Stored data
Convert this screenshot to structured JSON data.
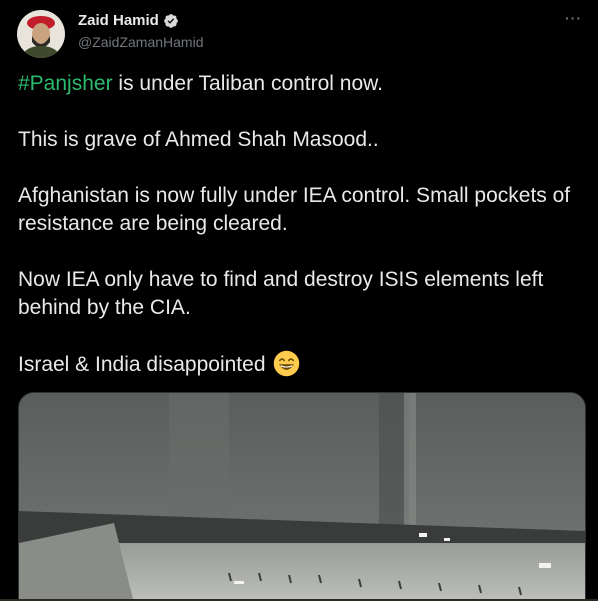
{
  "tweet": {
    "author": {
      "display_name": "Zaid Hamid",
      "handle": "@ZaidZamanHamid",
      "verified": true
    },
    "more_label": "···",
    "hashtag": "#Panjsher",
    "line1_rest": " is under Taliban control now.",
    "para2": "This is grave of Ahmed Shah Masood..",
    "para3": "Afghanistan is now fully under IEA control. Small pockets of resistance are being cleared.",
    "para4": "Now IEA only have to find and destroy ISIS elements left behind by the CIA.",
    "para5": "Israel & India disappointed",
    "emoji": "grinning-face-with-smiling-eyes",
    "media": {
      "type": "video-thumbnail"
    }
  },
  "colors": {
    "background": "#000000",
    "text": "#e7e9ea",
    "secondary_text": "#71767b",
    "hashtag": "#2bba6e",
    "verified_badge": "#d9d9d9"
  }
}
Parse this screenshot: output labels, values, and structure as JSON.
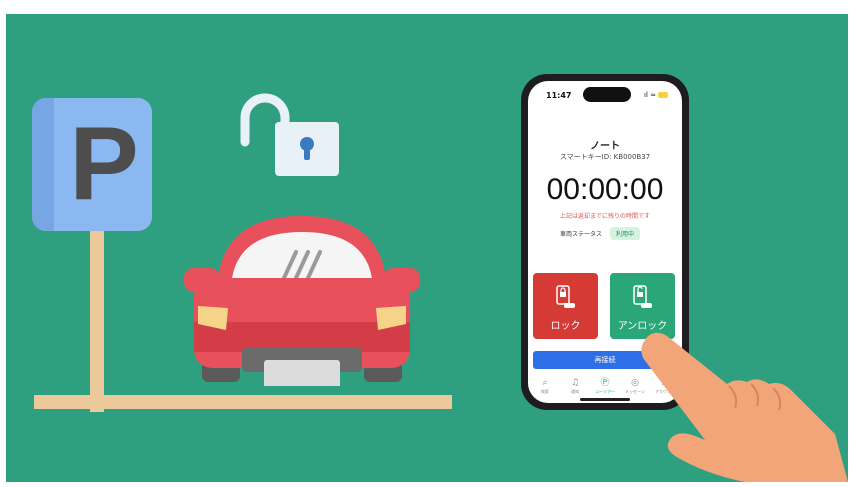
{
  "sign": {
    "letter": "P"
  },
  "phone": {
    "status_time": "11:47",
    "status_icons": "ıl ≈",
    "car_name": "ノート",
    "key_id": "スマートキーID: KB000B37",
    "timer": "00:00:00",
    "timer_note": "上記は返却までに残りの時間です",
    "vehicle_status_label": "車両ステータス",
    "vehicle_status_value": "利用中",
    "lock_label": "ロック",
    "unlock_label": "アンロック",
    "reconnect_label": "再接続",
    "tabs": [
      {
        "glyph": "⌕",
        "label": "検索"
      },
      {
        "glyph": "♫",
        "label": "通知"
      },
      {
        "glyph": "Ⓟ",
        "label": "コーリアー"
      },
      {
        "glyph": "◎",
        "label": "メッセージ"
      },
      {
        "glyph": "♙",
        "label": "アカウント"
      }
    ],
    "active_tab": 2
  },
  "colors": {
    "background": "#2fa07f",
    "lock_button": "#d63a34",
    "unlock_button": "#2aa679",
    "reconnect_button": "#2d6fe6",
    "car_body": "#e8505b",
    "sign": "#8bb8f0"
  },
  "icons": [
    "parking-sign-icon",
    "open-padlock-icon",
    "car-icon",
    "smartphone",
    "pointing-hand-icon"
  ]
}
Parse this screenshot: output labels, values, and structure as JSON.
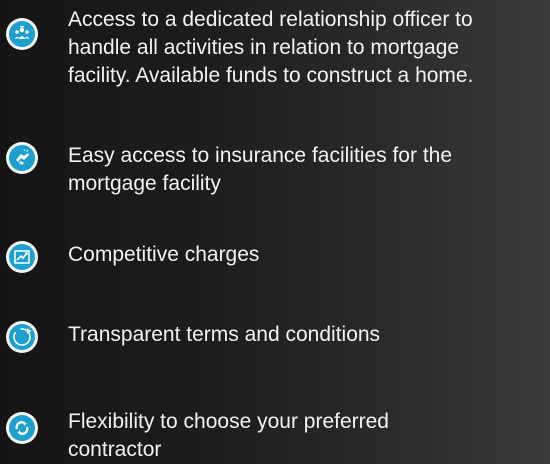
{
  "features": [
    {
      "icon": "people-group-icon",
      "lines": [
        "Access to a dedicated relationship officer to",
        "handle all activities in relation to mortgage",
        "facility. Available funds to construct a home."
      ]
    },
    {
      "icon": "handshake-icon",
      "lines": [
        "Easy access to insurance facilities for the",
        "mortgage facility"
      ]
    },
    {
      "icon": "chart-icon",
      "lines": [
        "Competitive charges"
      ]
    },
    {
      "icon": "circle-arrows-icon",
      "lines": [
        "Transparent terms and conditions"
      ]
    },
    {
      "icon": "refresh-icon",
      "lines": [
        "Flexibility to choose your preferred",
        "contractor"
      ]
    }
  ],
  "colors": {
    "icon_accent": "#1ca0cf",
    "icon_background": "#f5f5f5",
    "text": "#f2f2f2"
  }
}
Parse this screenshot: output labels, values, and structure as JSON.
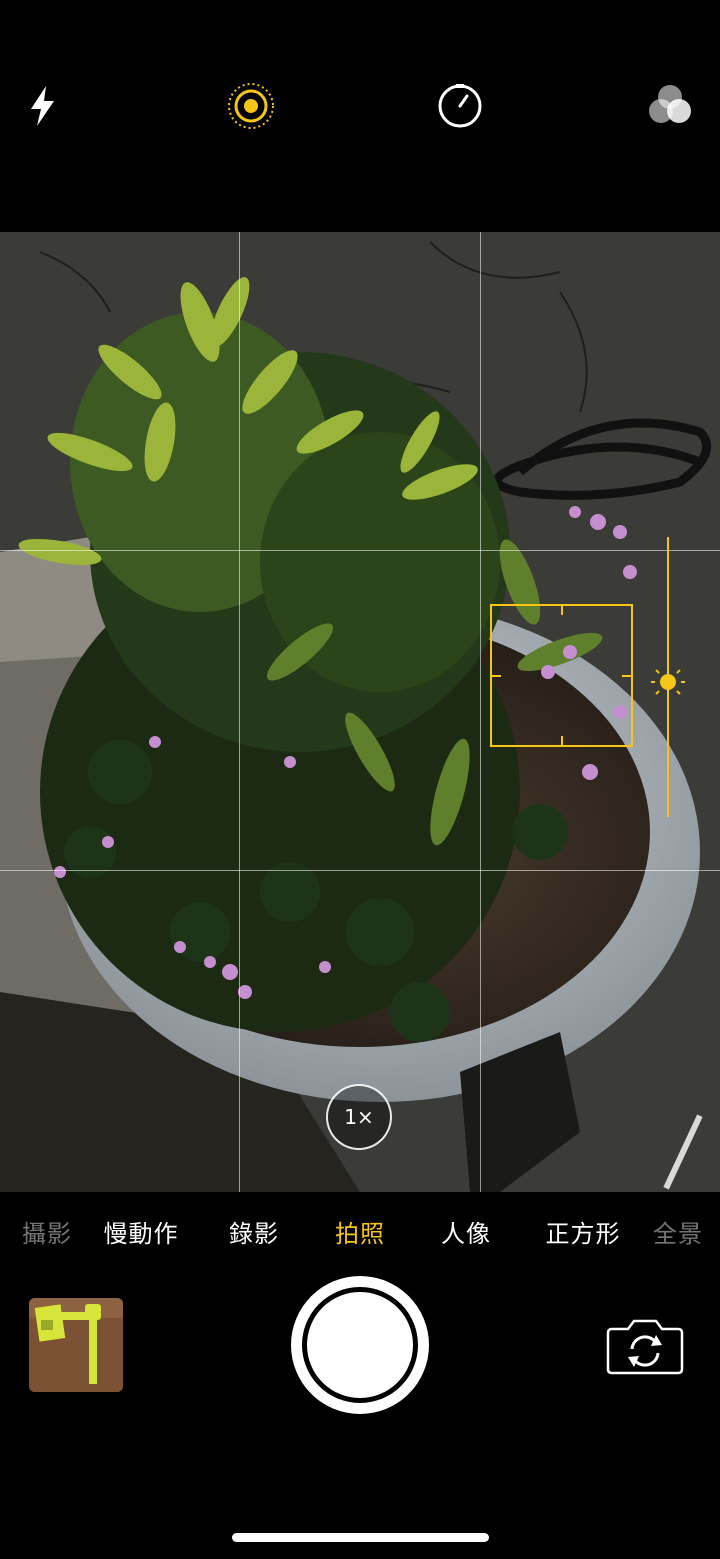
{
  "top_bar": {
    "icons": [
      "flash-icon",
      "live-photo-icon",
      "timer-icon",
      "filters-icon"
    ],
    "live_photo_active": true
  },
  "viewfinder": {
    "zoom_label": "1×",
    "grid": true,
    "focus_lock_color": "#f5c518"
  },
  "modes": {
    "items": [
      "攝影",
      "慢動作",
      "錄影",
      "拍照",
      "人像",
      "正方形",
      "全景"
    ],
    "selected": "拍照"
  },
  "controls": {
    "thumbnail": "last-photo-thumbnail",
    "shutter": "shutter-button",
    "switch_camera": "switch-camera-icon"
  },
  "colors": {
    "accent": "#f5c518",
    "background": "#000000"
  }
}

==

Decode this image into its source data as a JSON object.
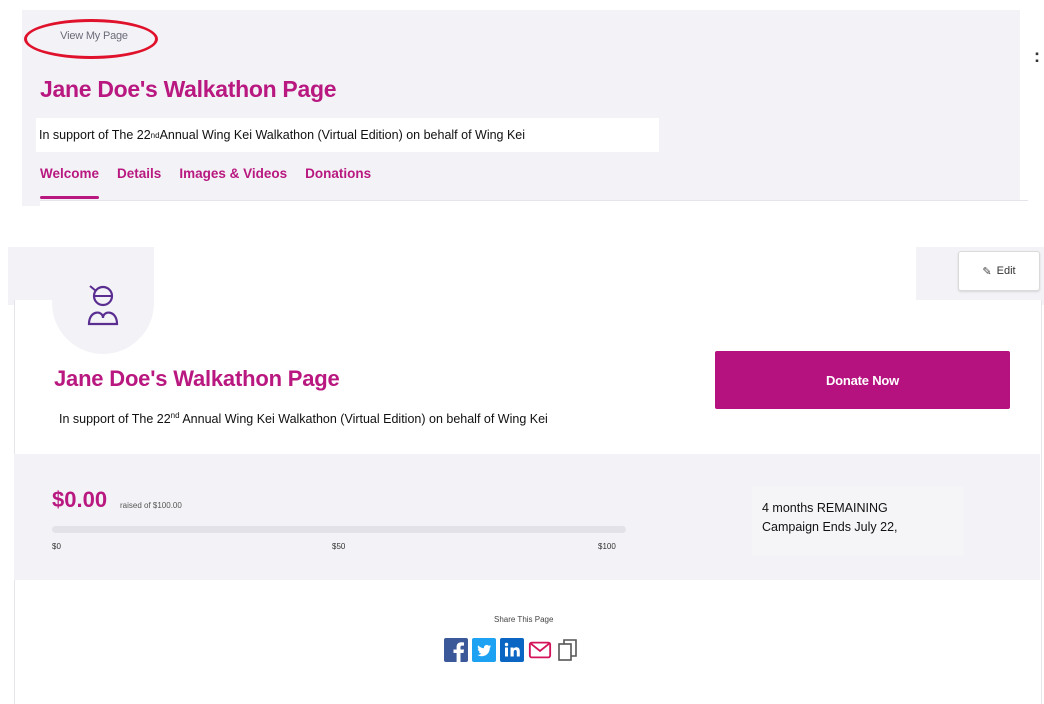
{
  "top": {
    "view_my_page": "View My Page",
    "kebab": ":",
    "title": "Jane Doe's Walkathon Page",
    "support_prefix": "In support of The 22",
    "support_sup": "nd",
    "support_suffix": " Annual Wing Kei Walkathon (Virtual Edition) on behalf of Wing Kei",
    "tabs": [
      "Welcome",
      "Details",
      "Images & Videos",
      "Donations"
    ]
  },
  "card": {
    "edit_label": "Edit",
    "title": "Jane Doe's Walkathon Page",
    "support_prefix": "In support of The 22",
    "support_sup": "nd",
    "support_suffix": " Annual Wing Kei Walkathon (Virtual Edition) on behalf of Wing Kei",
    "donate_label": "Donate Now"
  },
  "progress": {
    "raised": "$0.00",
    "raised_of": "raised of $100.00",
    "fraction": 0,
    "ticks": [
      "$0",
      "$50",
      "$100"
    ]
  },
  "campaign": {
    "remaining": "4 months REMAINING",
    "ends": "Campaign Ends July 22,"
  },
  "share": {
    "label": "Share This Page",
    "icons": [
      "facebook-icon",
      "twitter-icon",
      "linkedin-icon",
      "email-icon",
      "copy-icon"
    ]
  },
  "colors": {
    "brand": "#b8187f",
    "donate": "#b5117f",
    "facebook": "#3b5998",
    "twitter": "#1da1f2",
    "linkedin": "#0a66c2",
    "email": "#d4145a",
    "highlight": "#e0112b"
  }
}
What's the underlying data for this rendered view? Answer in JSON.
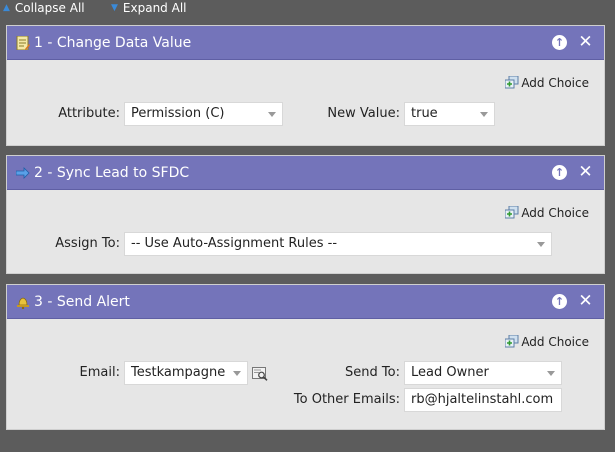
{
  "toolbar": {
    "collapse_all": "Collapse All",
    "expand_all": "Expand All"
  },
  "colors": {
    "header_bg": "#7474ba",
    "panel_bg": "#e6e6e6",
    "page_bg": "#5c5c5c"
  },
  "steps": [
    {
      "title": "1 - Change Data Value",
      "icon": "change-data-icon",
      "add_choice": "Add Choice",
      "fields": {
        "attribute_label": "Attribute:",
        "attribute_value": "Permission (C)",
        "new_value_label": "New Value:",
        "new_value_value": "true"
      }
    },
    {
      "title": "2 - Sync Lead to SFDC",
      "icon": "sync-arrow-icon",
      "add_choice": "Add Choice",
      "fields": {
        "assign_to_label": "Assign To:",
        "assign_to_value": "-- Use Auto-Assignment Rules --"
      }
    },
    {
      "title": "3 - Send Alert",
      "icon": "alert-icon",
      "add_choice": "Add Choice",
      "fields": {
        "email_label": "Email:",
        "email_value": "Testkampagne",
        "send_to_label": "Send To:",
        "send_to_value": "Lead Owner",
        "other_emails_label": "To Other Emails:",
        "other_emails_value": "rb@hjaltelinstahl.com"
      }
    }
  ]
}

--

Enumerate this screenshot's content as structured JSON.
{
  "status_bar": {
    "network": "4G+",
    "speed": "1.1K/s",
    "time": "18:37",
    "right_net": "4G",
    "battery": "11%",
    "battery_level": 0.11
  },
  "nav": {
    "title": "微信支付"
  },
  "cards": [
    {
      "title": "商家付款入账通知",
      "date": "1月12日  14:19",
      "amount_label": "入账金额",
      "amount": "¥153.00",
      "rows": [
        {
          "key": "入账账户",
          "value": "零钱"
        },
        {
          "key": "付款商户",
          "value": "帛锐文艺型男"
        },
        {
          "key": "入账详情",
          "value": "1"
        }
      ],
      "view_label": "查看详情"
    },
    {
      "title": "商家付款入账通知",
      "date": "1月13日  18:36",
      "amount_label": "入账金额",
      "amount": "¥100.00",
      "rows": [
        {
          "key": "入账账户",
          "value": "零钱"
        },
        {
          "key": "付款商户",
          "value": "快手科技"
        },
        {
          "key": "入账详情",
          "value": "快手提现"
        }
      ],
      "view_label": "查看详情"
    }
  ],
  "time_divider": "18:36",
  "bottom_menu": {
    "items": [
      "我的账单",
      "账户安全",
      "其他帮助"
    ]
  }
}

▶ Required task: Pick every line with "mortgage" in it and copy it.

▶ Solution to this problem:
        "handle all activities in relation to mortgage",
        "mortgage facility"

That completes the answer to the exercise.